(Exercise directions): Print the records below exactly as they appear.

Data records
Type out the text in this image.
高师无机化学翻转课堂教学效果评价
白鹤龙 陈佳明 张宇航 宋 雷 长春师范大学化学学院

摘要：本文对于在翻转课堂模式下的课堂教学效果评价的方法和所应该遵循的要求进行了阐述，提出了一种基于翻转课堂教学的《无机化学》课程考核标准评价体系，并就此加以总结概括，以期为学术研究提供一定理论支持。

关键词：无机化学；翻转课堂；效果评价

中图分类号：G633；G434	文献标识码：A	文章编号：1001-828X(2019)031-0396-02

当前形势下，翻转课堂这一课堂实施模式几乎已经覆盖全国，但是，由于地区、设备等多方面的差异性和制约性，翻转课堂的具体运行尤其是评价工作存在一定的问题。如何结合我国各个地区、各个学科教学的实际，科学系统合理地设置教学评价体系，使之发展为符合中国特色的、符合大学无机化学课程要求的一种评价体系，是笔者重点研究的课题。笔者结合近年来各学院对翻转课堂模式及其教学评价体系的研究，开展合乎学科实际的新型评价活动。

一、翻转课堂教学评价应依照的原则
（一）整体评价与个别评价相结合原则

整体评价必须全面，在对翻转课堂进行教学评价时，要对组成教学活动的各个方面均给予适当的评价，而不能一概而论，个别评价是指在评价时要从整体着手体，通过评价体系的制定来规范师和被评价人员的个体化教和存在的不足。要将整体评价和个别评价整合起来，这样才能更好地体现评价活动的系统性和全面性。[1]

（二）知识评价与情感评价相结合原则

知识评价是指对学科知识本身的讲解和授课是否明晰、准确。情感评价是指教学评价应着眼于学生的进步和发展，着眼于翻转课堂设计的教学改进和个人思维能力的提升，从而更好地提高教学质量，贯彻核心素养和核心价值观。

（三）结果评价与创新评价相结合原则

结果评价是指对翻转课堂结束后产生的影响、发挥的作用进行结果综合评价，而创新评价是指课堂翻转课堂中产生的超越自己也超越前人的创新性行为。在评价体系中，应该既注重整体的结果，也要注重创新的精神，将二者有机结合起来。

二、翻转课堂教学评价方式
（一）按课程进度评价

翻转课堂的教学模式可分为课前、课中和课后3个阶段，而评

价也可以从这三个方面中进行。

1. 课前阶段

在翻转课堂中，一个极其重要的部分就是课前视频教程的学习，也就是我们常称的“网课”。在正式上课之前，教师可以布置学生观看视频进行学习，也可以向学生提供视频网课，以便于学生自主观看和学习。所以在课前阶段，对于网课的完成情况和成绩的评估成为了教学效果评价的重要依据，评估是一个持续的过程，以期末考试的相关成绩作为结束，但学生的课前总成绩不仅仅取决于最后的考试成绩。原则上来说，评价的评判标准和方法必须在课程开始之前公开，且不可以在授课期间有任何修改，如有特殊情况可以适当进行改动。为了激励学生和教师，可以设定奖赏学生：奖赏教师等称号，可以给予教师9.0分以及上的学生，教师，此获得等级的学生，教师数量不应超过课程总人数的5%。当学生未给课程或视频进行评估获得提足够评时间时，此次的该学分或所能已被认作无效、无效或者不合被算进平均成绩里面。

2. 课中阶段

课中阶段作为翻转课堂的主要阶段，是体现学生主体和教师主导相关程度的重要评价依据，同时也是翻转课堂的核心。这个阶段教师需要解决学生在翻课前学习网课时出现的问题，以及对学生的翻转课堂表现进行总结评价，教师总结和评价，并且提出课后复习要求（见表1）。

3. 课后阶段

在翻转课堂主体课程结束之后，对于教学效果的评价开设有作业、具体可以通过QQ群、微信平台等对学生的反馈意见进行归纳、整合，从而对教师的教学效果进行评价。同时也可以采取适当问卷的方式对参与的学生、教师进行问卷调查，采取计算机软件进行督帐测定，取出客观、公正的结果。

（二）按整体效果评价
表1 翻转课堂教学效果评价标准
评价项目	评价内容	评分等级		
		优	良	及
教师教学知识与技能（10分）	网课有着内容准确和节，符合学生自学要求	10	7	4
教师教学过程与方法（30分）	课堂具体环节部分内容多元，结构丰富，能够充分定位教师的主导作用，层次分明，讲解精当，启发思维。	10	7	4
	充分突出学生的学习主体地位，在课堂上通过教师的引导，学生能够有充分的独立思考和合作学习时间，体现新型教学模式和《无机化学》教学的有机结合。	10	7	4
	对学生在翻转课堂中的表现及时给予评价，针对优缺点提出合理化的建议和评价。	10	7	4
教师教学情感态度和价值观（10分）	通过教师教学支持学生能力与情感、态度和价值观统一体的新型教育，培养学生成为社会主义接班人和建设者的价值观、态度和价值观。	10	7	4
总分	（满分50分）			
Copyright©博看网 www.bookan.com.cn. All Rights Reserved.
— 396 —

(Expected answer):
Type out the text in this image.
高师无机化学翻转课堂教学效果评价
白鹤龙 陈佳明 张宇航 宋 雷 长春师范大学化学学院

摘要：本文对于在翻转课堂模式下的课堂教学效果评价的方法和所应该遵循的要求进行了阐述，提出了一种基于翻转课堂教学的《无机化学》课程考核标准评价体系，并就此加以总结概括，以期为学术研究提供一定理论支持。

关键词：无机化学；翻转课堂；效果评价

中图分类号：G633；G434	文献标识码：A	文章编号：1001-828X(2019)031-0396-02

当前形势下，翻转课堂这一课堂实施模式几乎已经覆盖全国，但是，由于地区、设备等多方面的差异性和制约性，翻转课堂的具体运行尤其是评价工作存在一定的问题。如何结合我国各个地区、各个学科教学的实际，科学系统合理地设置教学评价体系，使之发展为符合中国特色的、符合大学无机化学课程要求的一种评价体系，是笔者重点研究的课题。笔者结合近年来各学院对翻转课堂模式及其教学评价体系的研究，开展合乎学科实际的新型评价活动。

一、翻转课堂教学评价应依照的原则
（一）整体评价与个别评价相结合原则

整体评价必须全面，在对翻转课堂进行教学评价时，要对组成教学活动的各个方面均给予适当的评价，而不能一概而论，个别评价是指在评价时要从整体着手体，通过评价体系的制定来规范师和被评价人员的个体化教和存在的不足。要将整体评价和个别评价整合起来，这样才能更好地体现评价活动的系统性和全面性。[1]

（二）知识评价与情感评价相结合原则

知识评价是指对学科知识本身的讲解和授课是否明晰、准确。情感评价是指教学评价应着眼于学生的进步和发展，着眼于翻转课堂设计的教学改进和个人思维能力的提升，从而更好地提高教学质量，贯彻核心素养和核心价值观。

（三）结果评价与创新评价相结合原则

结果评价是指对翻转课堂结束后产生的影响、发挥的作用进行结果综合评价，而创新评价是指课堂翻转课堂中产生的超越自己也超越前人的创新性行为。在评价体系中，应该既注重整体的结果，也要注重创新的精神，将二者有机结合起来。

二、翻转课堂教学评价方式
（一）按课程进度评价

翻转课堂的教学模式可分为课前、课中和课后3个阶段，而评

价也可以从这三个方面中进行。

1. 课前阶段

在翻转课堂中，一个极其重要的部分就是课前视频教程的学习，也就是我们常称的“网课”。在正式上课之前，教师可以布置学生观看视频进行学习，也可以向学生提供视频网课，以便于学生自主观看和学习。所以在课前阶段，对于网课的完成情况和成绩的评估成为了教学效果评价的重要依据，评估是一个持续的过程，以期末考试的相关成绩作为结束，但学生的课前总成绩不仅仅取决于最后的考试成绩。原则上来说，评价的评判标准和方法必须在课程开始之前公开，且不可以在授课期间有任何修改，如有特殊情况可以适当进行改动。为了激励学生和教师，可以设定奖赏学生：奖赏教师等称号，可以给予教师9.0分以及上的学生，教师，此获得等级的学生，教师数量不应超过课程总人数的5%。当学生未给课程或视频进行评估获得提足够评时间时，此次的该学分或所能已被认作无效、无效或者不合被算进平均成绩里面。

2. 课中阶段

课中阶段作为翻转课堂的主要阶段，是体现学生主体和教师主导相关程度的重要评价依据，同时也是翻转课堂的核心。这个阶段教师需要解决学生在翻课前学习网课时出现的问题，以及对学生的翻转课堂表现进行总结评价，教师总结和评价，并且提出课后复习要求（见表1）。

3. 课后阶段

在翻转课堂主体课程结束之后，对于教学效果的评价开设有作业、具体可以通过QQ群、微信平台等对学生的反馈意见进行归纳、整合，从而对教师的教学效果进行评价。同时也可以采取适当问卷的方式对参与的学生、教师进行问卷调查，采取计算机软件进行督帐测定，取出客观、公正的结果。

（二）按整体效果评价
表1 翻转课堂教学效果评价标准
评价项目	评价内容	评分等级		
		优	良	及
教师教学知识与技能（10分）	网课有着内容准确和节，符合学生自学要求	10	7	4
教师教学过程与方法（30分）	课堂具体环节部分内容多元，结构丰富，能够充分定位教师的主导作用，层次分明，讲解精当，启发思维。	10	7	4
	充分突出学生的学习主体地位，在课堂上通过教师的引导，学生能够有充分的独立思考和合作学习时间，体现新型教学模式和《无机化学》教学的有机结合。	10	7	4
	对学生在翻转课堂中的表现及时给予评价，针对优缺点提出合理化的建议和评价。	10	7	4
教师教学情感态度和价值观（10分）	通过教师教学支持学生能力与情感、态度和价值观统一体的新型教育，培养学生成为社会主义接班人和建设者的价值观、态度和价值观。	10	7	4
总分	（满分50分）			
Copyright©博看网 www.bookan.com.cn. All Rights Reserved.
— 396 —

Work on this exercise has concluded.